Items from a dataset:
■ ■ ■

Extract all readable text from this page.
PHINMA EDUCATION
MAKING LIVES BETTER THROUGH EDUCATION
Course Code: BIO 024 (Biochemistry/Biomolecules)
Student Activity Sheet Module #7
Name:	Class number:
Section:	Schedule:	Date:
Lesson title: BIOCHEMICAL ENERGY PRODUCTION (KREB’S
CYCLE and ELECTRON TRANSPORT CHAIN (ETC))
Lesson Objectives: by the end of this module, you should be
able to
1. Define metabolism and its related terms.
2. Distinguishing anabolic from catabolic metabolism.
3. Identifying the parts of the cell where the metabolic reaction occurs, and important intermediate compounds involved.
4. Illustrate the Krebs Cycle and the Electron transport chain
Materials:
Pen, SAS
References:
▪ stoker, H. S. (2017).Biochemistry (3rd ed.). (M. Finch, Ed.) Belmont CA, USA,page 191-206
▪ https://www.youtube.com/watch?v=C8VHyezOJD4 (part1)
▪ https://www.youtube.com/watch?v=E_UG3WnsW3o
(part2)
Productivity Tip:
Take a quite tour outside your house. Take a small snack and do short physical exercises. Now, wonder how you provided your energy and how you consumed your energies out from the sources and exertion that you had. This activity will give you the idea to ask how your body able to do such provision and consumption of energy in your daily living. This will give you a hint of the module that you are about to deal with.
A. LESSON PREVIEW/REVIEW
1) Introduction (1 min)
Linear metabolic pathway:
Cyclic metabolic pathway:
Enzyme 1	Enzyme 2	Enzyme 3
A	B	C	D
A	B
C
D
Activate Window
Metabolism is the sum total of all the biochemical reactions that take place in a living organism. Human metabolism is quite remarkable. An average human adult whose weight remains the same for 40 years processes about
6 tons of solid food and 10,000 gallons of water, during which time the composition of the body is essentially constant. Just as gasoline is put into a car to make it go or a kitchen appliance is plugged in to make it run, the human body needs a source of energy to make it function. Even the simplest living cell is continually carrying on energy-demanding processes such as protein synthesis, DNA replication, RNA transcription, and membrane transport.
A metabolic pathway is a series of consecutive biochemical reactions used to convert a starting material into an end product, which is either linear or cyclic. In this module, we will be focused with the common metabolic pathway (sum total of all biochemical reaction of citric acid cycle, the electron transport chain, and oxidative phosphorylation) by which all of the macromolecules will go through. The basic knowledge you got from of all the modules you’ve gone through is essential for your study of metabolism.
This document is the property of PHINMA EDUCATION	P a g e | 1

■ ■ ■

Exercise prompt: Copy down every record, keeping each one exact.

Result for this exercise:
Extract all readable text from this page.
PHINMA EDUCATION
MAKING LIVES BETTER THROUGH EDUCATION
Course Code: BIO 024 (Biochemistry/Biomolecules)
Student Activity Sheet Module #7
Name:	Class number:
Section:	Schedule:	Date:
Lesson title: BIOCHEMICAL ENERGY PRODUCTION (KREB’S
CYCLE and ELECTRON TRANSPORT CHAIN (ETC))
Lesson Objectives: by the end of this module, you should be
able to
1. Define metabolism and its related terms.
2. Distinguishing anabolic from catabolic metabolism.
3. Identifying the parts of the cell where the metabolic reaction occurs, and important intermediate compounds involved.
4. Illustrate the Krebs Cycle and the Electron transport chain
Materials:
Pen, SAS
References:
▪ stoker, H. S. (2017).Biochemistry (3rd ed.). (M. Finch, Ed.) Belmont CA, USA,page 191-206
▪ https://www.youtube.com/watch?v=C8VHyezOJD4 (part1)
▪ https://www.youtube.com/watch?v=E_UG3WnsW3o
(part2)
Productivity Tip:
Take a quite tour outside your house. Take a small snack and do short physical exercises. Now, wonder how you provided your energy and how you consumed your energies out from the sources and exertion that you had. This activity will give you the idea to ask how your body able to do such provision and consumption of energy in your daily living. This will give you a hint of the module that you are about to deal with.
A. LESSON PREVIEW/REVIEW
1) Introduction (1 min)
Linear metabolic pathway:
Cyclic metabolic pathway:
Enzyme 1	Enzyme 2	Enzyme 3
A	B	C	D
A	B
C
D
Activate Window
Metabolism is the sum total of all the biochemical reactions that take place in a living organism. Human metabolism is quite remarkable. An average human adult whose weight remains the same for 40 years processes about
6 tons of solid food and 10,000 gallons of water, during which time the composition of the body is essentially constant. Just as gasoline is put into a car to make it go or a kitchen appliance is plugged in to make it run, the human body needs a source of energy to make it function. Even the simplest living cell is continually carrying on energy-demanding processes such as protein synthesis, DNA replication, RNA transcription, and membrane transport.
A metabolic pathway is a series of consecutive biochemical reactions used to convert a starting material into an end product, which is either linear or cyclic. In this module, we will be focused with the common metabolic pathway (sum total of all biochemical reaction of citric acid cycle, the electron transport chain, and oxidative phosphorylation) by which all of the macromolecules will go through. The basic knowledge you got from of all the modules you’ve gone through is essential for your study of metabolism.
This document is the property of PHINMA EDUCATION	P a g e | 1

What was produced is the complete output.